● To do
Below are some records; return each one exactly.

Records that describe figures
:::

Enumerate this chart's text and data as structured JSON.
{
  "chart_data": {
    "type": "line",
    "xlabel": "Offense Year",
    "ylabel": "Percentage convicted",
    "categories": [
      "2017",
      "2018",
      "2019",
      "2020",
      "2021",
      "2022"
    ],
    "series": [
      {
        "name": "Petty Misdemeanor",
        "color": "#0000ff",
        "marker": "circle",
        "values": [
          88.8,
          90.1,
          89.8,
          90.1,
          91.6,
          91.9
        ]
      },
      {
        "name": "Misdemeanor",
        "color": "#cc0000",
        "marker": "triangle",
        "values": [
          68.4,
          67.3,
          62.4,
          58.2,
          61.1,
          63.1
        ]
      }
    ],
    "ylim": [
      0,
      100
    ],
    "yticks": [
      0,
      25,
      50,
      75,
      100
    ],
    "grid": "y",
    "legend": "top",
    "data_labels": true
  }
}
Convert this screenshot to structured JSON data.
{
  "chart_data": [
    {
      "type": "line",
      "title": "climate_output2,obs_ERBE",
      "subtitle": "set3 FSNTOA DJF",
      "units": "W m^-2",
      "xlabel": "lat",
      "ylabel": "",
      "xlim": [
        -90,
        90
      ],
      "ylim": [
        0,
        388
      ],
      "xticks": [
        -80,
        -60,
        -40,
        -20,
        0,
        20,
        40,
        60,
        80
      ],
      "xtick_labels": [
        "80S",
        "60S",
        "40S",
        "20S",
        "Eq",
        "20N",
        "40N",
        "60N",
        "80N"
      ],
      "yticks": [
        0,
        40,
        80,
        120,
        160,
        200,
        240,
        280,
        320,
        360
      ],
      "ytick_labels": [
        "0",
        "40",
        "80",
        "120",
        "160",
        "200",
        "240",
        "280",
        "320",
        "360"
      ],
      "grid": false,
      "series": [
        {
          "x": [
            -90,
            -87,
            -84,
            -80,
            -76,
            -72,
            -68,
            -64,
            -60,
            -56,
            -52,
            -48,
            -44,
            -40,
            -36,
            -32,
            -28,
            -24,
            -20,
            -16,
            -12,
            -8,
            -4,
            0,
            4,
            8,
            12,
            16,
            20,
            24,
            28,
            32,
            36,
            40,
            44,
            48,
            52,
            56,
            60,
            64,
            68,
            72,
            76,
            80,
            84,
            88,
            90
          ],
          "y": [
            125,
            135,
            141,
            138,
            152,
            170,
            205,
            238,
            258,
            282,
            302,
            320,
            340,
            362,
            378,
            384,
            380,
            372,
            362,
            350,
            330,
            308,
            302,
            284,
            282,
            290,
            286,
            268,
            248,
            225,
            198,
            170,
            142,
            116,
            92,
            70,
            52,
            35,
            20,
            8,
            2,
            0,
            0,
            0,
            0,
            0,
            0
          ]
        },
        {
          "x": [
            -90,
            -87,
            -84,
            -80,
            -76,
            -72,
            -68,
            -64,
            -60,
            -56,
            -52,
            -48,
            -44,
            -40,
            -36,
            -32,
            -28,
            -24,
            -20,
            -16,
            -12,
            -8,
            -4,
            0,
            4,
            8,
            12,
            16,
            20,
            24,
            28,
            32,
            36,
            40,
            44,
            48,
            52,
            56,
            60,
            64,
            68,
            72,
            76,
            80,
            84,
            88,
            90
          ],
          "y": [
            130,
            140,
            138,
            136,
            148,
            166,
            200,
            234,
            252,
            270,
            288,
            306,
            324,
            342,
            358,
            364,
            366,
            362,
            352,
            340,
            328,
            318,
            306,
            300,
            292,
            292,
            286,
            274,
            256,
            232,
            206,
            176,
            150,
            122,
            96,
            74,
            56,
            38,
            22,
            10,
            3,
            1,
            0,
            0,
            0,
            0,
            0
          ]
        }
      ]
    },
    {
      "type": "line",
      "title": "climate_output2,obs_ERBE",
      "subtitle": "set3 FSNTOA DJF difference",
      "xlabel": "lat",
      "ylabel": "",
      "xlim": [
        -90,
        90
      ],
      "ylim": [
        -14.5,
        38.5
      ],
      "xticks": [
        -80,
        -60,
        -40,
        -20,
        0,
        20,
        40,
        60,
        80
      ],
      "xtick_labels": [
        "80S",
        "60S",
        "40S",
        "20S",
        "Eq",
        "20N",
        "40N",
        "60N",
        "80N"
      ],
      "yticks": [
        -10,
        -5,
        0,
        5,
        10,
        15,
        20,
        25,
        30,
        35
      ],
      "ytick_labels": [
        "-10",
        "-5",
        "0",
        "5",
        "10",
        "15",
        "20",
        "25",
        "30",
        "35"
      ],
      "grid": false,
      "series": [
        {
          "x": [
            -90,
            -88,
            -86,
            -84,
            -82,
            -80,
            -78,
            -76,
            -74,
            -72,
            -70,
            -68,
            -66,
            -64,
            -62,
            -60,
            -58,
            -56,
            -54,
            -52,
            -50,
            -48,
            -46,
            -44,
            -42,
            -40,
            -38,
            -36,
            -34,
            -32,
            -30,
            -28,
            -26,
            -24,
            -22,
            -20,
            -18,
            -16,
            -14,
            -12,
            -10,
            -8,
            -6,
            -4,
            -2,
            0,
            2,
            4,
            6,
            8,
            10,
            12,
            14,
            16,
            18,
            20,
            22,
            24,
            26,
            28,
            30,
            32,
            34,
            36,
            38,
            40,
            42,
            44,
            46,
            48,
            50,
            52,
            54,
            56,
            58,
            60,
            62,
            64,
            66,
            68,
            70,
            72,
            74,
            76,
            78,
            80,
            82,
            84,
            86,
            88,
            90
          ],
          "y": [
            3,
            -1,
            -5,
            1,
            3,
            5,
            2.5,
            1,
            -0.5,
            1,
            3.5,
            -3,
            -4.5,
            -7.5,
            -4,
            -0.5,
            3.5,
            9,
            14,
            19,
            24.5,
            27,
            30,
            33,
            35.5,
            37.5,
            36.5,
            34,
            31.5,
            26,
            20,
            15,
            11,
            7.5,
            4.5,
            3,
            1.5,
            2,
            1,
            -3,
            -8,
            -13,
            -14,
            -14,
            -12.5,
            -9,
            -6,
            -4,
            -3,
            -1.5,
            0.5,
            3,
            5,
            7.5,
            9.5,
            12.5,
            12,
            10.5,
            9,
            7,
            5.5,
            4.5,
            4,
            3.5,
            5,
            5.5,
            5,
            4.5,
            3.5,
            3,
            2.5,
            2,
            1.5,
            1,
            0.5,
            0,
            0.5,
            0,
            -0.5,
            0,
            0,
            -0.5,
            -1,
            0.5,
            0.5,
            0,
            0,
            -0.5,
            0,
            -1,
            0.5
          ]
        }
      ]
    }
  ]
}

:::

● Correct output
Enumerate this chart's text and data as structured JSON.
{
  "chart_data": {
    "type": "line",
    "xlabel": "Offense Year",
    "ylabel": "Percentage convicted",
    "categories": [
      "2017",
      "2018",
      "2019",
      "2020",
      "2021",
      "2022"
    ],
    "series": [
      {
        "name": "Petty Misdemeanor",
        "color": "#0000ff",
        "marker": "circle",
        "values": [
          88.8,
          90.1,
          89.8,
          90.1,
          91.6,
          91.9
        ]
      },
      {
        "name": "Misdemeanor",
        "color": "#cc0000",
        "marker": "triangle",
        "values": [
          68.4,
          67.3,
          62.4,
          58.2,
          61.1,
          63.1
        ]
      }
    ],
    "ylim": [
      0,
      100
    ],
    "yticks": [
      0,
      25,
      50,
      75,
      100
    ],
    "grid": "y",
    "legend": "top",
    "data_labels": true
  }
}
Convert this screenshot to structured JSON data.
{
  "chart_data": [
    {
      "type": "line",
      "title": "climate_output2,obs_ERBE",
      "subtitle": "set3 FSNTOA DJF",
      "units": "W m^-2",
      "xlabel": "lat",
      "ylabel": "",
      "xlim": [
        -90,
        90
      ],
      "ylim": [
        0,
        388
      ],
      "xticks": [
        -80,
        -60,
        -40,
        -20,
        0,
        20,
        40,
        60,
        80
      ],
      "xtick_labels": [
        "80S",
        "60S",
        "40S",
        "20S",
        "Eq",
        "20N",
        "40N",
        "60N",
        "80N"
      ],
      "yticks": [
        0,
        40,
        80,
        120,
        160,
        200,
        240,
        280,
        320,
        360
      ],
      "ytick_labels": [
        "0",
        "40",
        "80",
        "120",
        "160",
        "200",
        "240",
        "280",
        "320",
        "360"
      ],
      "grid": false,
      "series": [
        {
          "x": [
            -90,
            -87,
            -84,
            -80,
            -76,
            -72,
            -68,
            -64,
            -60,
            -56,
            -52,
            -48,
            -44,
            -40,
            -36,
            -32,
            -28,
            -24,
            -20,
            -16,
            -12,
            -8,
            -4,
            0,
            4,
            8,
            12,
            16,
            20,
            24,
            28,
            32,
            36,
            40,
            44,
            48,
            52,
            56,
            60,
            64,
            68,
            72,
            76,
            80,
            84,
            88,
            90
          ],
          "y": [
            125,
            135,
            141,
            138,
            152,
            170,
            205,
            238,
            258,
            282,
            302,
            320,
            340,
            362,
            378,
            384,
            380,
            372,
            362,
            350,
            330,
            308,
            302,
            284,
            282,
            290,
            286,
            268,
            248,
            225,
            198,
            170,
            142,
            116,
            92,
            70,
            52,
            35,
            20,
            8,
            2,
            0,
            0,
            0,
            0,
            0,
            0
          ]
        },
        {
          "x": [
            -90,
            -87,
            -84,
            -80,
            -76,
            -72,
            -68,
            -64,
            -60,
            -56,
            -52,
            -48,
            -44,
            -40,
            -36,
            -32,
            -28,
            -24,
            -20,
            -16,
            -12,
            -8,
            -4,
            0,
            4,
            8,
            12,
            16,
            20,
            24,
            28,
            32,
            36,
            40,
            44,
            48,
            52,
            56,
            60,
            64,
            68,
            72,
            76,
            80,
            84,
            88,
            90
          ],
          "y": [
            130,
            140,
            138,
            136,
            148,
            166,
            200,
            234,
            252,
            270,
            288,
            306,
            324,
            342,
            358,
            364,
            366,
            362,
            352,
            340,
            328,
            318,
            306,
            300,
            292,
            292,
            286,
            274,
            256,
            232,
            206,
            176,
            150,
            122,
            96,
            74,
            56,
            38,
            22,
            10,
            3,
            1,
            0,
            0,
            0,
            0,
            0
          ]
        }
      ]
    },
    {
      "type": "line",
      "title": "climate_output2,obs_ERBE",
      "subtitle": "set3 FSNTOA DJF difference",
      "xlabel": "lat",
      "ylabel": "",
      "xlim": [
        -90,
        90
      ],
      "ylim": [
        -14.5,
        38.5
      ],
      "xticks": [
        -80,
        -60,
        -40,
        -20,
        0,
        20,
        40,
        60,
        80
      ],
      "xtick_labels": [
        "80S",
        "60S",
        "40S",
        "20S",
        "Eq",
        "20N",
        "40N",
        "60N",
        "80N"
      ],
      "yticks": [
        -10,
        -5,
        0,
        5,
        10,
        15,
        20,
        25,
        30,
        35
      ],
      "ytick_labels": [
        "-10",
        "-5",
        "0",
        "5",
        "10",
        "15",
        "20",
        "25",
        "30",
        "35"
      ],
      "grid": false,
      "series": [
        {
          "x": [
            -90,
            -88,
            -86,
            -84,
            -82,
            -80,
            -78,
            -76,
            -74,
            -72,
            -70,
            -68,
            -66,
            -64,
            -62,
            -60,
            -58,
            -56,
            -54,
            -52,
            -50,
            -48,
            -46,
            -44,
            -42,
            -40,
            -38,
            -36,
            -34,
            -32,
            -30,
            -28,
            -26,
            -24,
            -22,
            -20,
            -18,
            -16,
            -14,
            -12,
            -10,
            -8,
            -6,
            -4,
            -2,
            0,
            2,
            4,
            6,
            8,
            10,
            12,
            14,
            16,
            18,
            20,
            22,
            24,
            26,
            28,
            30,
            32,
            34,
            36,
            38,
            40,
            42,
            44,
            46,
            48,
            50,
            52,
            54,
            56,
            58,
            60,
            62,
            64,
            66,
            68,
            70,
            72,
            74,
            76,
            78,
            80,
            82,
            84,
            86,
            88,
            90
          ],
          "y": [
            3,
            -1,
            -5,
            1,
            3,
            5,
            2.5,
            1,
            -0.5,
            1,
            3.5,
            -3,
            -4.5,
            -7.5,
            -4,
            -0.5,
            3.5,
            9,
            14,
            19,
            24.5,
            27,
            30,
            33,
            35.5,
            37.5,
            36.5,
            34,
            31.5,
            26,
            20,
            15,
            11,
            7.5,
            4.5,
            3,
            1.5,
            2,
            1,
            -3,
            -8,
            -13,
            -14,
            -14,
            -12.5,
            -9,
            -6,
            -4,
            -3,
            -1.5,
            0.5,
            3,
            5,
            7.5,
            9.5,
            12.5,
            12,
            10.5,
            9,
            7,
            5.5,
            4.5,
            4,
            3.5,
            5,
            5.5,
            5,
            4.5,
            3.5,
            3,
            2.5,
            2,
            1.5,
            1,
            0.5,
            0,
            0.5,
            0,
            -0.5,
            0,
            0,
            -0.5,
            -1,
            0.5,
            0.5,
            0,
            0,
            -0.5,
            0,
            -1,
            0.5
          ]
        }
      ]
    }
  ]
}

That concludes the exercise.